The 6th End: Centre Guard
At this stage, the game is tied 4 -4 and Howard has the hammer. The 6th end is, per my definition, the beginning of the “End Game” (see November 2008 article). Statistics indicate that Burtnyk at the beginning of the 6th end (in an 8 end game) has a 35% chance to win. (Math whizzes may have already guessed Howard has a 65% chance).
Let’s begin by reviewing the probabilities that Burtnyk will win, based on various outcomes of the 6th end (percentage chance to win with two ends remaining):
With two ends remaining:
Tied without hammer (Howard blanks 6th) = 34%
Down one with hammer (Howard takes 1 in 6th) = 35%
Down two with hammer (Howard takes two in 6th) = 15%
Up one without hammer (Burtnyk steals in 6th) = 65%
The numbers indicate that holding Howard to a single, in the 6th end, is in fact not much different than a blank. This is NOT the case if Howard is forced to one in the 7th, the difference is 25% (if Howard maintains hammer) to 38% (if he is forced to one).
A steal, however, is a great advantage in the 6th (65%). In fact, it is the most mathematically advantageous point in the game in which to be up one without. At all other times, chances are 61% or less.
Let’s ask a few questions:
Should Burtnyk play a centre guard or place the first stone in the four-foot?
In the game, Garth Smith placed the first stone in front of the rings. I would suggest this is the incorrect call…and here is why…
If Burtnyk places the first rock in the rings, should Howard play for a blank or attempt to score a deuce?
Howard now has to determine if he will play a corner guard, using hammer aggressively in an attempt to score two (or more) or instead play out a blank. We’ve seen above a blank is identical to a single point. In fact, if Howard plays out for a blank and noses his final stone, there is statistically no difference!

## Dataset records
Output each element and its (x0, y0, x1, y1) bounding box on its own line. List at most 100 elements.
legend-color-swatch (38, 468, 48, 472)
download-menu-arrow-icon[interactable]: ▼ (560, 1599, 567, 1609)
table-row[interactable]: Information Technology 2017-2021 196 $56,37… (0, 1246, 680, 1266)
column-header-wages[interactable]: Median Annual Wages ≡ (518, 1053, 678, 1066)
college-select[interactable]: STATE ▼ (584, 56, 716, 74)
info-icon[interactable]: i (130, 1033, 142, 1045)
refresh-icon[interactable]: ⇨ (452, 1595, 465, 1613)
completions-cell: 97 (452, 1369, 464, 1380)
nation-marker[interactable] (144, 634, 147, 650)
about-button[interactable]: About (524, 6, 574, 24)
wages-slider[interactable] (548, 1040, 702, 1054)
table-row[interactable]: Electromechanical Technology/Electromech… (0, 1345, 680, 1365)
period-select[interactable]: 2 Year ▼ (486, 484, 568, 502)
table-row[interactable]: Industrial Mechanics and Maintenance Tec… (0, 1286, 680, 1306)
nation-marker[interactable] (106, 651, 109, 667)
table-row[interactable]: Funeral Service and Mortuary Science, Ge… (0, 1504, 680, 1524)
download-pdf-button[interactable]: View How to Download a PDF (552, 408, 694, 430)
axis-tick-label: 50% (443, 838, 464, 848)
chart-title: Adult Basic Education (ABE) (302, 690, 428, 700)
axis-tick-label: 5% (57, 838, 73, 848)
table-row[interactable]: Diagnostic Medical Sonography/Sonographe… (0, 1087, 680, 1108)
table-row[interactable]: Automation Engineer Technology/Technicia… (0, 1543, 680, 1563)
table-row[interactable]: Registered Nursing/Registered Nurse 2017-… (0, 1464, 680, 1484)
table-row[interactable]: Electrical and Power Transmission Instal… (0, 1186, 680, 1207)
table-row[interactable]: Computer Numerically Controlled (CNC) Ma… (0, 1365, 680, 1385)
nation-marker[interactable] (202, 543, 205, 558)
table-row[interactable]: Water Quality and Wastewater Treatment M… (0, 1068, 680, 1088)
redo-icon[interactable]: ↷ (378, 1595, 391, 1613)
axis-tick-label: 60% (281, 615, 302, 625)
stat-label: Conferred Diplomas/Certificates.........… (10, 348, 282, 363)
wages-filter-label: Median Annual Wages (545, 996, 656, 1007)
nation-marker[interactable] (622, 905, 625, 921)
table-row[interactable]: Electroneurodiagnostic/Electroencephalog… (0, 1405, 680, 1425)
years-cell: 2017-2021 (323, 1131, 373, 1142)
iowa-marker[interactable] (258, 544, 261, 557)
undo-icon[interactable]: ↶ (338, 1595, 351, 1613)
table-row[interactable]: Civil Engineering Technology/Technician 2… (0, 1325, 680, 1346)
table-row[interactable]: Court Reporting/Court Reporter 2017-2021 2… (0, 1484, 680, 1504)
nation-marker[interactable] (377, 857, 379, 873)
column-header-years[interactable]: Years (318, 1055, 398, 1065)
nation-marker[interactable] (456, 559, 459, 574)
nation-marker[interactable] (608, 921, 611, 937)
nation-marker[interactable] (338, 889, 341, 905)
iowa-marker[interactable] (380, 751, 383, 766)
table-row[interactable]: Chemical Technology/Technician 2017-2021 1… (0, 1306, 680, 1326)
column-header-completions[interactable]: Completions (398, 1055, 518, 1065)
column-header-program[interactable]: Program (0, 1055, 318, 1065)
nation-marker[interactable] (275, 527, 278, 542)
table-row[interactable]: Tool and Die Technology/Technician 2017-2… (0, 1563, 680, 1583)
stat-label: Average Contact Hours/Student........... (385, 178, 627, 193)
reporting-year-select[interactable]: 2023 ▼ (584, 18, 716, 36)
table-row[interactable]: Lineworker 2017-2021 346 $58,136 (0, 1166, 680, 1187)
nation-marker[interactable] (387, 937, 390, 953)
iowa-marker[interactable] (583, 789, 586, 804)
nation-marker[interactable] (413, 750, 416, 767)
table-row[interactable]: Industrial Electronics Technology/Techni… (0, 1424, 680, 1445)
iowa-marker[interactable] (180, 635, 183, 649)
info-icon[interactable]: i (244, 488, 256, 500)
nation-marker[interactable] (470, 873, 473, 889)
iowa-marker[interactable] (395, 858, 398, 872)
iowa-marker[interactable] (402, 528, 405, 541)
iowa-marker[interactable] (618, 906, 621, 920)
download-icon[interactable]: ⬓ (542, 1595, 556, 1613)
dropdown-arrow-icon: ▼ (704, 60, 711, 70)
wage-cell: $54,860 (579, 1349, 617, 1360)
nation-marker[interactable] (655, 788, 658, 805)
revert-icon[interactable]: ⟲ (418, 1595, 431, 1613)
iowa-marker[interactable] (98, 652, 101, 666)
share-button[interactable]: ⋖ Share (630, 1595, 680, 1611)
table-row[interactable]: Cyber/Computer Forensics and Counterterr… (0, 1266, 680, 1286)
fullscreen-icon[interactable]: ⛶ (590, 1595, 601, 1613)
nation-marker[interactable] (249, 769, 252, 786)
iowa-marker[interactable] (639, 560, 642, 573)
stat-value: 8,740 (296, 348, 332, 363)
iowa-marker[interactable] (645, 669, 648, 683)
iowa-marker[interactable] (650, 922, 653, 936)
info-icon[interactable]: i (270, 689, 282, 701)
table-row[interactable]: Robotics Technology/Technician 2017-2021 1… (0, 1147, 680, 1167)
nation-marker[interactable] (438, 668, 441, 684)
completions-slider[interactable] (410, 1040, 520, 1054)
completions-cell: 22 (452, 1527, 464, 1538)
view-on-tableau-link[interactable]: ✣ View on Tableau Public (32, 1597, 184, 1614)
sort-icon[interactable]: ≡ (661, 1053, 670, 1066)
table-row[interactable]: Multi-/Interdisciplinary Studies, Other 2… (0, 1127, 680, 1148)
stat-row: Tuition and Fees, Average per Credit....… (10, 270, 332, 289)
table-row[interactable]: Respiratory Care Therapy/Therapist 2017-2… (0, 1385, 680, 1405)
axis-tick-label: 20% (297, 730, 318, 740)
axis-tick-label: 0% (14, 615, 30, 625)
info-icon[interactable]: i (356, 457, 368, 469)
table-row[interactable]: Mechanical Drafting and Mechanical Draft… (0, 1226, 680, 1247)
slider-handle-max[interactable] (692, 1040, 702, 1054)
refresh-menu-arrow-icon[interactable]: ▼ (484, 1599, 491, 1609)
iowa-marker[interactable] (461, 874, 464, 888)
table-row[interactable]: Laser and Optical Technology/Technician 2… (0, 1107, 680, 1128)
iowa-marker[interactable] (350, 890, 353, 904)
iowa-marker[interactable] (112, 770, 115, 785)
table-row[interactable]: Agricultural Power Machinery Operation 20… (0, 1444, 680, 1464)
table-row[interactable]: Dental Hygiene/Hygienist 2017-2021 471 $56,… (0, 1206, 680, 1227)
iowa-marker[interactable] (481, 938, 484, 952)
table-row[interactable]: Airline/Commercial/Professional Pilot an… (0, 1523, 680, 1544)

## Exercise description
Continue the curling analysis of the 6th end, picking up after its final sentence.

## Result of the exercise
There are few skips at this level that would not prefer to force the issue while they have hammer with 3 ends remaining. The key reason: a deuce results in a high probability of winning. Two up without hammer during the End Game is as follows:
Two Up without hammer wins:
1 End remaining = 90%
2 Ends remaining = 85%
3 Ends remaining = 80%
4 Ends = 80%
All earlier ends = 74-75%
Howard’s only reason to wait to the next end is for a 5% advantage – IF he is able to score a deuce. Is the difference of 85 to 90% enough to make up for the risk of sacrificing an end with hammer? I don’t believe it is, and here is why. Recall my article from Dec 2008 describing a game as Close or one team being in Control or Dominant. A deuce in the 6th or 7th end results in a Dominant position for Howard.
For those who understand how chip values change in a Poker tournament, a similar analysis can be used here. In a poker tournament, as you collect chips, each additional chip’s “value” is less than those previously acquired. For those interested in understanding this better, read David Sklansky’s “Tournament Poker for Advanced Players”.
Each percentage point in probability of winning becomes less important, the higher your chances are. The difference between having a 50% chance versus 55% is more important that 85% to 90%. Another way to examine this is the advantage in the first scenario is 10% better, but in the latter it is only 5.8%. Some readers may also note the contrary is true. A team that is behind sees a greater benefit from small percentage changes. The advantage of a 15% chance over a 10% probability is 50% better!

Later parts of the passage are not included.